* [STATED EXERCISE]
Return, word for word, every line that follows.

* [MATERIAL SHOWN]
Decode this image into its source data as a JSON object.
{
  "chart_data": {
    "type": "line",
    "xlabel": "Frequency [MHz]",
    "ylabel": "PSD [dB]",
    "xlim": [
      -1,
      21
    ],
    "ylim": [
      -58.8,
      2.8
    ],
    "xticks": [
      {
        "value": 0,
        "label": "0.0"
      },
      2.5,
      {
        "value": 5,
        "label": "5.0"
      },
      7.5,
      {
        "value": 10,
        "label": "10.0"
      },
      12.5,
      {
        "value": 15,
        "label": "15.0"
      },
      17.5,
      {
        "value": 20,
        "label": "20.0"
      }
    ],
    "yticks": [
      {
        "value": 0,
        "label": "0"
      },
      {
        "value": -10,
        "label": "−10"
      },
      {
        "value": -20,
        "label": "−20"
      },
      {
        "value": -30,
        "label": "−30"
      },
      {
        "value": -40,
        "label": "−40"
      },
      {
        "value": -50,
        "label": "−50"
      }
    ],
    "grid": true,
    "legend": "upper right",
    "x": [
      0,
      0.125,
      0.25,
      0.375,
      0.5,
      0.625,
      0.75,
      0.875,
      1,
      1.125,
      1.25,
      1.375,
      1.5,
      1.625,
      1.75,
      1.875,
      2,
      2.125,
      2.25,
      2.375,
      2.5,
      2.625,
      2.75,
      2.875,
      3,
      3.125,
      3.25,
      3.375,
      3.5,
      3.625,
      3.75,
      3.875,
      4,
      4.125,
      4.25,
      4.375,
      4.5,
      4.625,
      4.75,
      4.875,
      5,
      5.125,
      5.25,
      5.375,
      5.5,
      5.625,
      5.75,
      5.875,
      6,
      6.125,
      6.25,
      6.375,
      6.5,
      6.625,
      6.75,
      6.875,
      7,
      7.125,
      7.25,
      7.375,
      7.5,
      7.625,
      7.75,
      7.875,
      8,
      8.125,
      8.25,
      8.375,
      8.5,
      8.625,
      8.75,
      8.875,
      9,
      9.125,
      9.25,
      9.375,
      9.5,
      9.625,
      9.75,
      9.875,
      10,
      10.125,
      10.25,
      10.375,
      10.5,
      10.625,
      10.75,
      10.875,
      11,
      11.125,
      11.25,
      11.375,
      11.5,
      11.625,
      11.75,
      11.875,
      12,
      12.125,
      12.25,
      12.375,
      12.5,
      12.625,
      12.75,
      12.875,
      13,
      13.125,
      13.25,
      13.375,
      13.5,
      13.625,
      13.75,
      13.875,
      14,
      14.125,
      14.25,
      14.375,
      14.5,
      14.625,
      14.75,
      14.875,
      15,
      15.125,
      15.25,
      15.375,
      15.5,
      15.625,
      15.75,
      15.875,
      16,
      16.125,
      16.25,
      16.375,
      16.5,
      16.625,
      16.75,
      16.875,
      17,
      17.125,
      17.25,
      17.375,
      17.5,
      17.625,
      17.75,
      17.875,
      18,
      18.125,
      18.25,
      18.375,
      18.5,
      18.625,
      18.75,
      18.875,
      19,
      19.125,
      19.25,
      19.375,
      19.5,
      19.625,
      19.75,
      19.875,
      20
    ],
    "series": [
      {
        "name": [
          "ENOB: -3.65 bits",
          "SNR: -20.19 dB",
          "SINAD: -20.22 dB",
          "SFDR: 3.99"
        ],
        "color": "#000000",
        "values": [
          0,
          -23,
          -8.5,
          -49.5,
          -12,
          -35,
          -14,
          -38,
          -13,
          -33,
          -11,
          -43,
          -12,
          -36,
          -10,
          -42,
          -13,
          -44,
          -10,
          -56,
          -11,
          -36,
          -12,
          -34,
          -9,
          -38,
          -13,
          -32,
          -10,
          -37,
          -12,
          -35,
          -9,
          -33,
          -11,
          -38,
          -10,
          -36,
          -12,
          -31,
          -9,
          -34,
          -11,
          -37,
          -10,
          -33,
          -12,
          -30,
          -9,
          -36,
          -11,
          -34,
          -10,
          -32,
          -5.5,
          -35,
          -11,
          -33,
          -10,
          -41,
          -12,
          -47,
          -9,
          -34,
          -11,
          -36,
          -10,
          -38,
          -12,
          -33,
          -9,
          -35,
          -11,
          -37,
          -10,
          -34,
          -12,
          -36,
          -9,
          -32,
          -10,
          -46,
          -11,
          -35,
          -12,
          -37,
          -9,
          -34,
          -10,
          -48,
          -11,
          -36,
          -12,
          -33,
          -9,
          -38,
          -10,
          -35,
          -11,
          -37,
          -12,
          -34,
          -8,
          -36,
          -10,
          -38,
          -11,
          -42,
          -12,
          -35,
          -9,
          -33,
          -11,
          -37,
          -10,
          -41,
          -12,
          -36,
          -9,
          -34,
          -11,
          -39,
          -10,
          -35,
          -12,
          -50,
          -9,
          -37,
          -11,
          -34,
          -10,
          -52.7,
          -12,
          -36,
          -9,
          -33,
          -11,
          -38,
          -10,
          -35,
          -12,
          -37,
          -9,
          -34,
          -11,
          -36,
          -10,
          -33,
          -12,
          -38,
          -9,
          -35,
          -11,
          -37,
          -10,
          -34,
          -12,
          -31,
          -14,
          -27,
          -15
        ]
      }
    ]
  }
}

* [ANSWER]
Decode this image into its source data as a JSON object.
{
  "chart_data": {
    "type": "line",
    "xlabel": "Frequency [MHz]",
    "ylabel": "PSD [dB]",
    "xlim": [
      -1,
      21
    ],
    "ylim": [
      -58.8,
      2.8
    ],
    "xticks": [
      {
        "value": 0,
        "label": "0.0"
      },
      2.5,
      {
        "value": 5,
        "label": "5.0"
      },
      7.5,
      {
        "value": 10,
        "label": "10.0"
      },
      12.5,
      {
        "value": 15,
        "label": "15.0"
      },
      17.5,
      {
        "value": 20,
        "label": "20.0"
      }
    ],
    "yticks": [
      {
        "value": 0,
        "label": "0"
      },
      {
        "value": -10,
        "label": "−10"
      },
      {
        "value": -20,
        "label": "−20"
      },
      {
        "value": -30,
        "label": "−30"
      },
      {
        "value": -40,
        "label": "−40"
      },
      {
        "value": -50,
        "label": "−50"
      }
    ],
    "grid": true,
    "legend": "upper right",
    "x": [
      0,
      0.125,
      0.25,
      0.375,
      0.5,
      0.625,
      0.75,
      0.875,
      1,
      1.125,
      1.25,
      1.375,
      1.5,
      1.625,
      1.75,
      1.875,
      2,
      2.125,
      2.25,
      2.375,
      2.5,
      2.625,
      2.75,
      2.875,
      3,
      3.125,
      3.25,
      3.375,
      3.5,
      3.625,
      3.75,
      3.875,
      4,
      4.125,
      4.25,
      4.375,
      4.5,
      4.625,
      4.75,
      4.875,
      5,
      5.125,
      5.25,
      5.375,
      5.5,
      5.625,
      5.75,
      5.875,
      6,
      6.125,
      6.25,
      6.375,
      6.5,
      6.625,
      6.75,
      6.875,
      7,
      7.125,
      7.25,
      7.375,
      7.5,
      7.625,
      7.75,
      7.875,
      8,
      8.125,
      8.25,
      8.375,
      8.5,
      8.625,
      8.75,
      8.875,
      9,
      9.125,
      9.25,
      9.375,
      9.5,
      9.625,
      9.75,
      9.875,
      10,
      10.125,
      10.25,
      10.375,
      10.5,
      10.625,
      10.75,
      10.875,
      11,
      11.125,
      11.25,
      11.375,
      11.5,
      11.625,
      11.75,
      11.875,
      12,
      12.125,
      12.25,
      12.375,
      12.5,
      12.625,
      12.75,
      12.875,
      13,
      13.125,
      13.25,
      13.375,
      13.5,
      13.625,
      13.75,
      13.875,
      14,
      14.125,
      14.25,
      14.375,
      14.5,
      14.625,
      14.75,
      14.875,
      15,
      15.125,
      15.25,
      15.375,
      15.5,
      15.625,
      15.75,
      15.875,
      16,
      16.125,
      16.25,
      16.375,
      16.5,
      16.625,
      16.75,
      16.875,
      17,
      17.125,
      17.25,
      17.375,
      17.5,
      17.625,
      17.75,
      17.875,
      18,
      18.125,
      18.25,
      18.375,
      18.5,
      18.625,
      18.75,
      18.875,
      19,
      19.125,
      19.25,
      19.375,
      19.5,
      19.625,
      19.75,
      19.875,
      20
    ],
    "series": [
      {
        "name": [
          "ENOB: -3.65 bits",
          "SNR: -20.19 dB",
          "SINAD: -20.22 dB",
          "SFDR: 3.99"
        ],
        "color": "#000000",
        "values": [
          0,
          -23,
          -8.5,
          -49.5,
          -12,
          -35,
          -14,
          -38,
          -13,
          -33,
          -11,
          -43,
          -12,
          -36,
          -10,
          -42,
          -13,
          -44,
          -10,
          -56,
          -11,
          -36,
          -12,
          -34,
          -9,
          -38,
          -13,
          -32,
          -10,
          -37,
          -12,
          -35,
          -9,
          -33,
          -11,
          -38,
          -10,
          -36,
          -12,
          -31,
          -9,
          -34,
          -11,
          -37,
          -10,
          -33,
          -12,
          -30,
          -9,
          -36,
          -11,
          -34,
          -10,
          -32,
          -5.5,
          -35,
          -11,
          -33,
          -10,
          -41,
          -12,
          -47,
          -9,
          -34,
          -11,
          -36,
          -10,
          -38,
          -12,
          -33,
          -9,
          -35,
          -11,
          -37,
          -10,
          -34,
          -12,
          -36,
          -9,
          -32,
          -10,
          -46,
          -11,
          -35,
          -12,
          -37,
          -9,
          -34,
          -10,
          -48,
          -11,
          -36,
          -12,
          -33,
          -9,
          -38,
          -10,
          -35,
          -11,
          -37,
          -12,
          -34,
          -8,
          -36,
          -10,
          -38,
          -11,
          -42,
          -12,
          -35,
          -9,
          -33,
          -11,
          -37,
          -10,
          -41,
          -12,
          -36,
          -9,
          -34,
          -11,
          -39,
          -10,
          -35,
          -12,
          -50,
          -9,
          -37,
          -11,
          -34,
          -10,
          -52.7,
          -12,
          -36,
          -9,
          -33,
          -11,
          -38,
          -10,
          -35,
          -12,
          -37,
          -9,
          -34,
          -11,
          -36,
          -10,
          -33,
          -12,
          -38,
          -9,
          -35,
          -11,
          -37,
          -10,
          -34,
          -12,
          -31,
          -14,
          -27,
          -15
        ]
      }
    ]
  }
}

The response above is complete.